▶ _TASK PROMPT_
Scan the entries below. List each line with "label".

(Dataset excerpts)
▼
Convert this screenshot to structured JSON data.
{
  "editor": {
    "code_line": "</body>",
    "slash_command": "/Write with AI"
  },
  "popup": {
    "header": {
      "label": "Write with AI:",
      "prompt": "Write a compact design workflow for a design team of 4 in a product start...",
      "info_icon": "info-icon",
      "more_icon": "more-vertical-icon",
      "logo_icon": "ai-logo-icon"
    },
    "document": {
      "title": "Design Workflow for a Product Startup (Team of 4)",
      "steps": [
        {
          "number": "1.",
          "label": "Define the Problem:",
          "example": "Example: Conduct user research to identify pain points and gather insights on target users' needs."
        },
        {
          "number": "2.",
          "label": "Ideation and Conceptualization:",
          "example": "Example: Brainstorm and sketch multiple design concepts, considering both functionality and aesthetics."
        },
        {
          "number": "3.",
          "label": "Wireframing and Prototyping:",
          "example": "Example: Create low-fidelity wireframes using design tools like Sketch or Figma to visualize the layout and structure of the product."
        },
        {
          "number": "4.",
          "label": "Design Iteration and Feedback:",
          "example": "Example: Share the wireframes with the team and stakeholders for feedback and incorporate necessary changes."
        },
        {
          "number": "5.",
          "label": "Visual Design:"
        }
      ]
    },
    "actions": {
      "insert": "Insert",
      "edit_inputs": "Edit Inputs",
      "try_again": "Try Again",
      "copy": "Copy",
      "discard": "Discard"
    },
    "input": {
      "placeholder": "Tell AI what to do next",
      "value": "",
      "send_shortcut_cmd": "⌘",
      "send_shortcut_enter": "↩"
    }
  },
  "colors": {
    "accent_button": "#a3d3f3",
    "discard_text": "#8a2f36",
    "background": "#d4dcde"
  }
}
▲
▶ _ANSWER_
      "label": "Write with AI:",
          "label": "Define the Problem:",
          "label": "Ideation and Conceptualization:",
          "label": "Wireframing and Prototyping:",
          "label": "Design Iteration and Feedback:",
          "label": "Visual Design:"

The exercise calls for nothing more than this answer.